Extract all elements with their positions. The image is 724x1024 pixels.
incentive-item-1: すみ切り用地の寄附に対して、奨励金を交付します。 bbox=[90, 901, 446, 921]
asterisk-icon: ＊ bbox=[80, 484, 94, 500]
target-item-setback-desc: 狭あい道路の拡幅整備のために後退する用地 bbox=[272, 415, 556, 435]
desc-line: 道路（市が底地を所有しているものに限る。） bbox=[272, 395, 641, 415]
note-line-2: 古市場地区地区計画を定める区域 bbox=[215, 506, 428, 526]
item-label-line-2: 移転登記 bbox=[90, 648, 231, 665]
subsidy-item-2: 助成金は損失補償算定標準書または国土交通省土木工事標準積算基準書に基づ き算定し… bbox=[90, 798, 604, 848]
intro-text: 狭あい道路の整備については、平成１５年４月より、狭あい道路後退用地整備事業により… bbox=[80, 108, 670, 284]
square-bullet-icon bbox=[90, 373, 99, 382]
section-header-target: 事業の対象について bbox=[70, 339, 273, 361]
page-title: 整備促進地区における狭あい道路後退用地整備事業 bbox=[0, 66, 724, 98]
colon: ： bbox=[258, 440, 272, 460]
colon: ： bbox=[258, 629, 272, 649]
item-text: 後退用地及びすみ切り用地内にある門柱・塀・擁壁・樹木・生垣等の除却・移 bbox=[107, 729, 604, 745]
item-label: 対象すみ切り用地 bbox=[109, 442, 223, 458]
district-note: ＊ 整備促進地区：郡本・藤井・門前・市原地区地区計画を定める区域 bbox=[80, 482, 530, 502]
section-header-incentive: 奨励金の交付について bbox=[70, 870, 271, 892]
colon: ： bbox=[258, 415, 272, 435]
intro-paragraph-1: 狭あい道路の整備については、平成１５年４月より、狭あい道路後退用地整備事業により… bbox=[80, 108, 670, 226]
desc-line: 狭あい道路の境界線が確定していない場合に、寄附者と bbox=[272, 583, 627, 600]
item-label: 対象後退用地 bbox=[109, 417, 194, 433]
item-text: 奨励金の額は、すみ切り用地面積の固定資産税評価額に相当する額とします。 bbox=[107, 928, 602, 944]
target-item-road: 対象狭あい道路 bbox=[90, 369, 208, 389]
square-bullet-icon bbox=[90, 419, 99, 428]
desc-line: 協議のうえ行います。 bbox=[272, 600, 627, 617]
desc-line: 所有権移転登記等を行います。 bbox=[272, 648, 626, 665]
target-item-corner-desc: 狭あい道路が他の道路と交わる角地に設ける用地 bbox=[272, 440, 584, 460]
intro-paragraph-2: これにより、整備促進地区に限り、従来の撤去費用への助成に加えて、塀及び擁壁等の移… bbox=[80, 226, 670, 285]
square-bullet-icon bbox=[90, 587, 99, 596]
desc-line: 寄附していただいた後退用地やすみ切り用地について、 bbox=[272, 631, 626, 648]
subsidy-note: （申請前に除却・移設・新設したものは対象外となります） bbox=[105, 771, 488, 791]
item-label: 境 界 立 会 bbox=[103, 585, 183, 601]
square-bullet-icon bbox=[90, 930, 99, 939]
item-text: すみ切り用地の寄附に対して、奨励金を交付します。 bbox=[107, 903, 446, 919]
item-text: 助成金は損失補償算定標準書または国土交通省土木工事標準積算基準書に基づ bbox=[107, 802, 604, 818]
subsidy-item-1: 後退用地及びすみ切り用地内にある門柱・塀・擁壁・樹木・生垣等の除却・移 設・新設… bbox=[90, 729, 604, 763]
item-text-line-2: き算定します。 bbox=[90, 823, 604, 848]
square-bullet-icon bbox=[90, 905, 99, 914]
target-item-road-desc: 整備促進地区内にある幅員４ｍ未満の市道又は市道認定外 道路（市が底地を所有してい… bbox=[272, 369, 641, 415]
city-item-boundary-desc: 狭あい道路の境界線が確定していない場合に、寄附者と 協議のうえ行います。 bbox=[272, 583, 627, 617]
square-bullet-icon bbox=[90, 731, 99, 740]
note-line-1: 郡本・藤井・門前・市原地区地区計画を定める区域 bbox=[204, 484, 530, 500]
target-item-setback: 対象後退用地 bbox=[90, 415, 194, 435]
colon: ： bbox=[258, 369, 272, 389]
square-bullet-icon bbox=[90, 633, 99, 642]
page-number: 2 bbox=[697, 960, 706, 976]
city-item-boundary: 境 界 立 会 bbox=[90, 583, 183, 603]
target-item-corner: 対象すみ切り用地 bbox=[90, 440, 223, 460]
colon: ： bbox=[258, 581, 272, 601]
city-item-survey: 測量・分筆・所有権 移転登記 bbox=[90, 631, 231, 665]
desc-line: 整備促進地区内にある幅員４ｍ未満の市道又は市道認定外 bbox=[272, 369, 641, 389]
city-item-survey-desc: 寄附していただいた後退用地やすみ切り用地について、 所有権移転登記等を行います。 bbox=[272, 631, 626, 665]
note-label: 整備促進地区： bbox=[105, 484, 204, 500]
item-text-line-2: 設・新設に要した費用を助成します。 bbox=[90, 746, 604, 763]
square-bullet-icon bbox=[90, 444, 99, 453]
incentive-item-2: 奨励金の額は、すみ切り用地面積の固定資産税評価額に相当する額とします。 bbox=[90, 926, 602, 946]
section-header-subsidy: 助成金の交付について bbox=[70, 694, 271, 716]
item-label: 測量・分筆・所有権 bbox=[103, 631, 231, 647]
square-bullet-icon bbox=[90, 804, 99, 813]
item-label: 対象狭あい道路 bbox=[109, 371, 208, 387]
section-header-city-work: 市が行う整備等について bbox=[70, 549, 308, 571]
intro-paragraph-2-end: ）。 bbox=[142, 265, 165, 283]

* * * * *

## What this task involves
Could you write out every one of the lines above again, character for character, without changing anything?

## Output of the exercise
Extract all elements with their positions. The image is 724x1024 pixels.
incentive-item-1: すみ切り用地の寄附に対して、奨励金を交付します。 bbox=[90, 901, 446, 921]
asterisk-icon: ＊ bbox=[80, 484, 94, 500]
target-item-setback-desc: 狭あい道路の拡幅整備のために後退する用地 bbox=[272, 415, 556, 435]
desc-line: 道路（市が底地を所有しているものに限る。） bbox=[272, 395, 641, 415]
note-line-2: 古市場地区地区計画を定める区域 bbox=[215, 506, 428, 526]
item-label-line-2: 移転登記 bbox=[90, 648, 231, 665]
subsidy-item-2: 助成金は損失補償算定標準書または国土交通省土木工事標準積算基準書に基づ き算定し… bbox=[90, 798, 604, 848]
intro-text: 狭あい道路の整備については、平成１５年４月より、狭あい道路後退用地整備事業により… bbox=[80, 108, 670, 284]
square-bullet-icon bbox=[90, 373, 99, 382]
section-header-target: 事業の対象について bbox=[70, 339, 273, 361]
page-title: 整備促進地区における狭あい道路後退用地整備事業 bbox=[0, 66, 724, 98]
colon: ： bbox=[258, 440, 272, 460]
colon: ： bbox=[258, 629, 272, 649]
item-text: 後退用地及びすみ切り用地内にある門柱・塀・擁壁・樹木・生垣等の除却・移 bbox=[107, 729, 604, 745]
item-label: 対象すみ切り用地 bbox=[109, 442, 223, 458]
district-note: ＊ 整備促進地区：郡本・藤井・門前・市原地区地区計画を定める区域 bbox=[80, 482, 530, 502]
section-header-incentive: 奨励金の交付について bbox=[70, 870, 271, 892]
colon: ： bbox=[258, 415, 272, 435]
intro-paragraph-1: 狭あい道路の整備については、平成１５年４月より、狭あい道路後退用地整備事業により… bbox=[80, 108, 670, 226]
desc-line: 狭あい道路の境界線が確定していない場合に、寄附者と bbox=[272, 583, 627, 600]
item-label: 対象後退用地 bbox=[109, 417, 194, 433]
item-text: 奨励金の額は、すみ切り用地面積の固定資産税評価額に相当する額とします。 bbox=[107, 928, 602, 944]
target-item-road: 対象狭あい道路 bbox=[90, 369, 208, 389]
square-bullet-icon bbox=[90, 419, 99, 428]
desc-line: 協議のうえ行います。 bbox=[272, 600, 627, 617]
desc-line: 所有権移転登記等を行います。 bbox=[272, 648, 626, 665]
target-item-corner-desc: 狭あい道路が他の道路と交わる角地に設ける用地 bbox=[272, 440, 584, 460]
intro-paragraph-2: これにより、整備促進地区に限り、従来の撤去費用への助成に加えて、塀及び擁壁等の移… bbox=[80, 226, 670, 285]
square-bullet-icon bbox=[90, 587, 99, 596]
desc-line: 寄附していただいた後退用地やすみ切り用地について、 bbox=[272, 631, 626, 648]
subsidy-note: （申請前に除却・移設・新設したものは対象外となります） bbox=[105, 771, 488, 791]
item-label: 境 界 立 会 bbox=[103, 585, 183, 601]
square-bullet-icon bbox=[90, 930, 99, 939]
item-text: すみ切り用地の寄附に対して、奨励金を交付します。 bbox=[107, 903, 446, 919]
item-text: 助成金は損失補償算定標準書または国土交通省土木工事標準積算基準書に基づ bbox=[107, 802, 604, 818]
subsidy-item-1: 後退用地及びすみ切り用地内にある門柱・塀・擁壁・樹木・生垣等の除却・移 設・新設… bbox=[90, 729, 604, 763]
item-text-line-2: き算定します。 bbox=[90, 823, 604, 848]
square-bullet-icon bbox=[90, 905, 99, 914]
target-item-road-desc: 整備促進地区内にある幅員４ｍ未満の市道又は市道認定外 道路（市が底地を所有してい… bbox=[272, 369, 641, 415]
city-item-boundary-desc: 狭あい道路の境界線が確定していない場合に、寄附者と 協議のうえ行います。 bbox=[272, 583, 627, 617]
square-bullet-icon bbox=[90, 731, 99, 740]
note-line-1: 郡本・藤井・門前・市原地区地区計画を定める区域 bbox=[204, 484, 530, 500]
target-item-setback: 対象後退用地 bbox=[90, 415, 194, 435]
colon: ： bbox=[258, 369, 272, 389]
square-bullet-icon bbox=[90, 633, 99, 642]
page-number: 2 bbox=[697, 960, 706, 976]
city-item-boundary: 境 界 立 会 bbox=[90, 583, 183, 603]
target-item-corner: 対象すみ切り用地 bbox=[90, 440, 223, 460]
colon: ： bbox=[258, 581, 272, 601]
city-item-survey: 測量・分筆・所有権 移転登記 bbox=[90, 631, 231, 665]
desc-line: 整備促進地区内にある幅員４ｍ未満の市道又は市道認定外 bbox=[272, 369, 641, 389]
city-item-survey-desc: 寄附していただいた後退用地やすみ切り用地について、 所有権移転登記等を行います。 bbox=[272, 631, 626, 665]
note-label: 整備促進地区： bbox=[105, 484, 204, 500]
item-text-line-2: 設・新設に要した費用を助成します。 bbox=[90, 746, 604, 763]
square-bullet-icon bbox=[90, 444, 99, 453]
incentive-item-2: 奨励金の額は、すみ切り用地面積の固定資産税評価額に相当する額とします。 bbox=[90, 926, 602, 946]
section-header-subsidy: 助成金の交付について bbox=[70, 694, 271, 716]
item-label: 測量・分筆・所有権 bbox=[103, 631, 231, 647]
square-bullet-icon bbox=[90, 804, 99, 813]
item-label: 対象狭あい道路 bbox=[109, 371, 208, 387]
section-header-city-work: 市が行う整備等について bbox=[70, 549, 308, 571]
intro-paragraph-2-end: ）。 bbox=[142, 265, 165, 283]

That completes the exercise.